Work to be completed →
Pick out each line containing the string "text" and copy it.

Records excerpted from a collection
----------

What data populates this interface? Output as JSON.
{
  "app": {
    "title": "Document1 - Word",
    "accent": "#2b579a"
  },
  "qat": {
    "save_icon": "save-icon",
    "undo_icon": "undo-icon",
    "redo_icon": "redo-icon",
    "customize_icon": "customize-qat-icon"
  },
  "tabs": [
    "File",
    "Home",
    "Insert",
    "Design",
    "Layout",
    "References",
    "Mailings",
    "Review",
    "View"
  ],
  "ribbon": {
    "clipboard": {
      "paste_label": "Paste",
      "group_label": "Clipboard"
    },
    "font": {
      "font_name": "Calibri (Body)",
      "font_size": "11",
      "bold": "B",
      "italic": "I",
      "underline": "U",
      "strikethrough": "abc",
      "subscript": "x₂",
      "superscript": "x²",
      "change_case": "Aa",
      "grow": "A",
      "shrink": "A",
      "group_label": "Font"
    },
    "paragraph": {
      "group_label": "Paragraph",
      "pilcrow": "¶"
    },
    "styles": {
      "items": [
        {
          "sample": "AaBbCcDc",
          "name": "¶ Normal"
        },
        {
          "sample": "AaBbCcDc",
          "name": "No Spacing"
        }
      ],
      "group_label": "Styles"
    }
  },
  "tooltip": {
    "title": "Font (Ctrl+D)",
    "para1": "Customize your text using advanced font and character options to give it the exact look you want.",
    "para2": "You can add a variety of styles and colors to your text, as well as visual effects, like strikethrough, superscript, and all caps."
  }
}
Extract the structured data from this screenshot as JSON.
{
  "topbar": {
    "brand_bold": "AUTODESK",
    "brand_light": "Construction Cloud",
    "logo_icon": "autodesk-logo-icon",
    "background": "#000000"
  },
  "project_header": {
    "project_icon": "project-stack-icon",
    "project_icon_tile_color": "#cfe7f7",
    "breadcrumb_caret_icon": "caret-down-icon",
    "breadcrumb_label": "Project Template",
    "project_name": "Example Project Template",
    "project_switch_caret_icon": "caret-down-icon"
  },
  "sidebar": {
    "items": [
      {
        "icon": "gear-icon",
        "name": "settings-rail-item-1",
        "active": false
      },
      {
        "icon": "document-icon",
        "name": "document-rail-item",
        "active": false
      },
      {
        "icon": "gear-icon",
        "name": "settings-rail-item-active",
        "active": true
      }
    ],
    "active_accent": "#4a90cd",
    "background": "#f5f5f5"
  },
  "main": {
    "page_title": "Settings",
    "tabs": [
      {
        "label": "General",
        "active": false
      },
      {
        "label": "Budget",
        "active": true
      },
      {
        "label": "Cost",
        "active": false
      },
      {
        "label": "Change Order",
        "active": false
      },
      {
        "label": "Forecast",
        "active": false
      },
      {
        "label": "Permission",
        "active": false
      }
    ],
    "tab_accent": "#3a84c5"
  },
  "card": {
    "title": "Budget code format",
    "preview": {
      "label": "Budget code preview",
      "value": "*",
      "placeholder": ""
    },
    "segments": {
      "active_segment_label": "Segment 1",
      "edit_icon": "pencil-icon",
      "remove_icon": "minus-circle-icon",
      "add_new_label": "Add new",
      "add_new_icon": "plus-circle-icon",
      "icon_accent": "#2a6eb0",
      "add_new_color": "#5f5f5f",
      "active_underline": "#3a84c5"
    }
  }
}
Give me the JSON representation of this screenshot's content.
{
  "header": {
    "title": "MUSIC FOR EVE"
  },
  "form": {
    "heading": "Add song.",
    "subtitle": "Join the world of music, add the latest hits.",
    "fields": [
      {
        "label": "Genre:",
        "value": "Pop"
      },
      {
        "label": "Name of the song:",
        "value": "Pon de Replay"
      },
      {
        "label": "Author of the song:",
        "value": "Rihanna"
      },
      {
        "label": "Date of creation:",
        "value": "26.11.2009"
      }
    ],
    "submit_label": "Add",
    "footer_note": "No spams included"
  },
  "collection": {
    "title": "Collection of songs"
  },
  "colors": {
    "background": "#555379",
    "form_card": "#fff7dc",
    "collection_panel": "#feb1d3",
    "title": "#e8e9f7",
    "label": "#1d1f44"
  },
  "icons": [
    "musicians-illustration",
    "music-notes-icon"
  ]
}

----------

Reply →
    "para1": "Customize your text using advanced font and character options to give it the exact look you want.",
    "para2": "You can add a variety of styles and colors to your text, as well as visual effects, like strikethrough, superscript, and all caps."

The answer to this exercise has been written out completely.